* [DATA ENTRIES]:
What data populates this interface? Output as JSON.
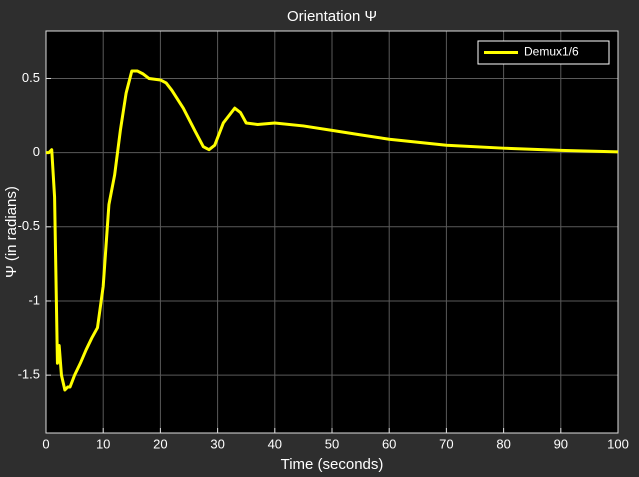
{
  "chart_data": {
    "type": "line",
    "title": "Orientation Ψ",
    "xlabel": "Time (seconds)",
    "ylabel": "Ψ  (in radians)",
    "x": [
      0,
      0.5,
      1,
      1.5,
      2,
      2.3,
      2.7,
      3.3,
      3.8,
      4.2,
      5,
      6,
      7,
      8,
      9,
      10,
      11,
      12,
      13,
      14,
      15,
      16,
      17,
      18,
      20,
      21,
      22,
      24,
      26,
      27.5,
      28.5,
      29.5,
      31,
      33,
      34,
      35,
      37,
      40,
      45,
      50,
      55,
      60,
      70,
      80,
      90,
      100
    ],
    "series": [
      {
        "name": "Demux1/6",
        "color": "#ffff00",
        "values": [
          0,
          0,
          0.02,
          -0.3,
          -1.42,
          -1.3,
          -1.5,
          -1.6,
          -1.58,
          -1.58,
          -1.5,
          -1.42,
          -1.33,
          -1.25,
          -1.18,
          -0.9,
          -0.35,
          -0.15,
          0.15,
          0.4,
          0.55,
          0.55,
          0.53,
          0.5,
          0.49,
          0.47,
          0.42,
          0.3,
          0.15,
          0.04,
          0.02,
          0.05,
          0.2,
          0.3,
          0.27,
          0.2,
          0.19,
          0.2,
          0.18,
          0.15,
          0.12,
          0.09,
          0.05,
          0.03,
          0.015,
          0.005
        ]
      }
    ],
    "xlim": [
      0,
      100
    ],
    "ylim": [
      -1.89,
      0.82
    ],
    "xticks": [
      0,
      10,
      20,
      30,
      40,
      50,
      60,
      70,
      80,
      90,
      100
    ],
    "yticks": [
      -1.5,
      -1,
      -0.5,
      0,
      0.5
    ],
    "grid": true,
    "legend": "top-right"
  }
}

* [WHAT YOU NEED TO DO]:
Take the data above and repeat it exactly, leaving each picture out.

* [WRITTEN ANSWER]:
What data populates this interface? Output as JSON.
{
  "chart_data": {
    "type": "line",
    "title": "Orientation Ψ",
    "xlabel": "Time (seconds)",
    "ylabel": "Ψ  (in radians)",
    "x": [
      0,
      0.5,
      1,
      1.5,
      2,
      2.3,
      2.7,
      3.3,
      3.8,
      4.2,
      5,
      6,
      7,
      8,
      9,
      10,
      11,
      12,
      13,
      14,
      15,
      16,
      17,
      18,
      20,
      21,
      22,
      24,
      26,
      27.5,
      28.5,
      29.5,
      31,
      33,
      34,
      35,
      37,
      40,
      45,
      50,
      55,
      60,
      70,
      80,
      90,
      100
    ],
    "series": [
      {
        "name": "Demux1/6",
        "color": "#ffff00",
        "values": [
          0,
          0,
          0.02,
          -0.3,
          -1.42,
          -1.3,
          -1.5,
          -1.6,
          -1.58,
          -1.58,
          -1.5,
          -1.42,
          -1.33,
          -1.25,
          -1.18,
          -0.9,
          -0.35,
          -0.15,
          0.15,
          0.4,
          0.55,
          0.55,
          0.53,
          0.5,
          0.49,
          0.47,
          0.42,
          0.3,
          0.15,
          0.04,
          0.02,
          0.05,
          0.2,
          0.3,
          0.27,
          0.2,
          0.19,
          0.2,
          0.18,
          0.15,
          0.12,
          0.09,
          0.05,
          0.03,
          0.015,
          0.005
        ]
      }
    ],
    "xlim": [
      0,
      100
    ],
    "ylim": [
      -1.89,
      0.82
    ],
    "xticks": [
      0,
      10,
      20,
      30,
      40,
      50,
      60,
      70,
      80,
      90,
      100
    ],
    "yticks": [
      -1.5,
      -1,
      -0.5,
      0,
      0.5
    ],
    "grid": true,
    "legend": "top-right"
  }
}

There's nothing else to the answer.